» **Extracts from a graphics dataset**
┌──
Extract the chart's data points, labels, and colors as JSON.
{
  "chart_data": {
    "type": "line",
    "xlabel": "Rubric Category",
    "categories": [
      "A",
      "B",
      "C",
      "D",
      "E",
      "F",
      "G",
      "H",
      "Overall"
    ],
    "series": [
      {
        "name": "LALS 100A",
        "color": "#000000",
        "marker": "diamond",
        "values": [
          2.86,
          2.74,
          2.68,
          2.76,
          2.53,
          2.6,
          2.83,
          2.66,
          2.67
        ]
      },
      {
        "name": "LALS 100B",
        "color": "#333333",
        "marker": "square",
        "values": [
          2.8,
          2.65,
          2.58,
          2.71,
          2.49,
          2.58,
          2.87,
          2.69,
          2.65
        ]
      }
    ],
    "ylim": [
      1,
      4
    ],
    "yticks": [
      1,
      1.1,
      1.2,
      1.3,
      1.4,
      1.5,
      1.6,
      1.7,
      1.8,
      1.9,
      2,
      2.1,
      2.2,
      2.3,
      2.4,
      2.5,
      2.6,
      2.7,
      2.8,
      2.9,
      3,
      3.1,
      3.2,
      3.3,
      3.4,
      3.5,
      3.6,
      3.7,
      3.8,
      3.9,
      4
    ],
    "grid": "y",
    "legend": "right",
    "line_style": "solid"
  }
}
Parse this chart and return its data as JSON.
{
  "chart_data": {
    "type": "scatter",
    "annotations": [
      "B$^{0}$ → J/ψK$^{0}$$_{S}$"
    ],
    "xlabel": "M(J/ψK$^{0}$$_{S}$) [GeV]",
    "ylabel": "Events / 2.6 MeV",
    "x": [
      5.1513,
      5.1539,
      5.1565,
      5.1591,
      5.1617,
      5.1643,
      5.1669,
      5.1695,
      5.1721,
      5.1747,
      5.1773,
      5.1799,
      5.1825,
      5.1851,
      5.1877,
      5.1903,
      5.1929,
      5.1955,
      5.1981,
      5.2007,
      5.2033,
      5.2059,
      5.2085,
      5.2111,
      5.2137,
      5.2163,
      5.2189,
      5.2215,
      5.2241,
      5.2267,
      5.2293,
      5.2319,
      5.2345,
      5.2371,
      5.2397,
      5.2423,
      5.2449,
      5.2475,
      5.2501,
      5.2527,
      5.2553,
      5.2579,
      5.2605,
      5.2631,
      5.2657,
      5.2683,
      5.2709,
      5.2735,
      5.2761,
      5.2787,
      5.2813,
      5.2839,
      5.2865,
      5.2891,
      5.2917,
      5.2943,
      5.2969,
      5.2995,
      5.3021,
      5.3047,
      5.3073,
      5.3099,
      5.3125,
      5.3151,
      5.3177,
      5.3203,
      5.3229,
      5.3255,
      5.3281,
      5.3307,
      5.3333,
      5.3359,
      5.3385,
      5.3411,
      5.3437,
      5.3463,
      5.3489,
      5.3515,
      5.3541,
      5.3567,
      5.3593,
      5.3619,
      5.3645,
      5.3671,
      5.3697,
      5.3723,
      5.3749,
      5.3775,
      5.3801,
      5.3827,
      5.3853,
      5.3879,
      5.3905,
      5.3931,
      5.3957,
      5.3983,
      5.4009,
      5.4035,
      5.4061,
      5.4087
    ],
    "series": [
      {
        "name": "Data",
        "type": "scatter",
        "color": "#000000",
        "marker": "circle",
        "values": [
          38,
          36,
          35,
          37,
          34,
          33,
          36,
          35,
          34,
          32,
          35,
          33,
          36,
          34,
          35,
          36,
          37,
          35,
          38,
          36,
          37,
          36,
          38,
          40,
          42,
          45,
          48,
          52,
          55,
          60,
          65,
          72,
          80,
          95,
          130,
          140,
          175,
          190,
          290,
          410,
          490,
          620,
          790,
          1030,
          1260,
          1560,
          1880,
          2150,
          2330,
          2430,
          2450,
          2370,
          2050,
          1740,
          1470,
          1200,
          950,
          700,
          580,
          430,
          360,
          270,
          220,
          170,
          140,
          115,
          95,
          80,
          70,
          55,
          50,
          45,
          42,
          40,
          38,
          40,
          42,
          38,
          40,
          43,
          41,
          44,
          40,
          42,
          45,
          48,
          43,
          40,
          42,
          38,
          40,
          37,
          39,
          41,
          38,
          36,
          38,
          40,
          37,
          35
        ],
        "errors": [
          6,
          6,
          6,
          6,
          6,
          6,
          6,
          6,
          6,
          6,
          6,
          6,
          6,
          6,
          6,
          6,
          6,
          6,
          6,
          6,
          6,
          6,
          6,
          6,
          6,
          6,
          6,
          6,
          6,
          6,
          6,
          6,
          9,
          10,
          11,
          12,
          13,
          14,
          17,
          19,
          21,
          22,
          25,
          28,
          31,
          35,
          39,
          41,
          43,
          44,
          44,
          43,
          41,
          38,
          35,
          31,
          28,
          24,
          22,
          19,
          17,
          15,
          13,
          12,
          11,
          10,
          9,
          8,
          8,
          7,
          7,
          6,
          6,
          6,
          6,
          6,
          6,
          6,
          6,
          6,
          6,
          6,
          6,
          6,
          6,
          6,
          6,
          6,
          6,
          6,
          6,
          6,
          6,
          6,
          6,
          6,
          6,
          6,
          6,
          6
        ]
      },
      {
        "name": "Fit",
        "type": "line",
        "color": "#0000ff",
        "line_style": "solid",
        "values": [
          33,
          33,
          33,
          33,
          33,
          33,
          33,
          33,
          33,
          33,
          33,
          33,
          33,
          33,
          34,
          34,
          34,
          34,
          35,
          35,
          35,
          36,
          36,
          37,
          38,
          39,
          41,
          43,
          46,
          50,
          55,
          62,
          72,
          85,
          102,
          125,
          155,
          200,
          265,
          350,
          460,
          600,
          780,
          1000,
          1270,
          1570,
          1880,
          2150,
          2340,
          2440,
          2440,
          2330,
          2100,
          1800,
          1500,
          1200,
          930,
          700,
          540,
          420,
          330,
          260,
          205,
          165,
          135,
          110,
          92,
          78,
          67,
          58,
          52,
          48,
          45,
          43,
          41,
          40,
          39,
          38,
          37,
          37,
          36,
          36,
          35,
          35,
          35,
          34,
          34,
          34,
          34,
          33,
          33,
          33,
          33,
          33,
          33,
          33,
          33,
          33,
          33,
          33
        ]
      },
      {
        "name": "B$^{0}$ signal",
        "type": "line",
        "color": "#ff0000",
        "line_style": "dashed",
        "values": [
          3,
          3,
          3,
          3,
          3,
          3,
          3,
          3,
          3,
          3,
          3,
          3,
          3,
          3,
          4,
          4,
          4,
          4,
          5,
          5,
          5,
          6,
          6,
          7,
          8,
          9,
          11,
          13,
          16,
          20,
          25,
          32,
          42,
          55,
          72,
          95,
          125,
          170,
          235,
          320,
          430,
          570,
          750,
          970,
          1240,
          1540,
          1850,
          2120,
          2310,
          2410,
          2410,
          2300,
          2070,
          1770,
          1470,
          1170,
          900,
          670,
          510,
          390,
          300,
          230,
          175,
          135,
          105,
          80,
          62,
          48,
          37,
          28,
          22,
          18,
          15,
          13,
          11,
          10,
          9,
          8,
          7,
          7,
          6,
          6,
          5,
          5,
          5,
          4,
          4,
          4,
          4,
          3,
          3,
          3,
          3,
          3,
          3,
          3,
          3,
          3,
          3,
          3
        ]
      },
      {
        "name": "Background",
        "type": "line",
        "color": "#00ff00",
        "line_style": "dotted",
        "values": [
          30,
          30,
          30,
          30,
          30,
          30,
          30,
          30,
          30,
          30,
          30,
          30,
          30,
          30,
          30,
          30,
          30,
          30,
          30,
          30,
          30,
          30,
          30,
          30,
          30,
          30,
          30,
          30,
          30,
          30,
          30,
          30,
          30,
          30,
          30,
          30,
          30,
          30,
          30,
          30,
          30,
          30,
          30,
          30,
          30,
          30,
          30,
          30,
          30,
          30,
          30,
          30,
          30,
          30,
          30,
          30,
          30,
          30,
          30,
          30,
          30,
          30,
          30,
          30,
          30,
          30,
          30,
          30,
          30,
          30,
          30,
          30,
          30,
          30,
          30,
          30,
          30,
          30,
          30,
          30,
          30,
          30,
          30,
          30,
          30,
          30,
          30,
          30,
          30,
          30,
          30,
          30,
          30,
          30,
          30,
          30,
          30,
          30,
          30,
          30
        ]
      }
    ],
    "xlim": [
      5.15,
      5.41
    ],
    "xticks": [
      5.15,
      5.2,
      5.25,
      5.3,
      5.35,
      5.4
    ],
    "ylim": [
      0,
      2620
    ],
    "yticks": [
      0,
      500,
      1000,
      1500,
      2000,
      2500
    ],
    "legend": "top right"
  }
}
└──
» **What is expected**
Pick out each line above that includes "JSON" and show it.

» **Solution below**
Extract the chart's data points, labels, and colors as JSON.
Parse this chart and return its data as JSON.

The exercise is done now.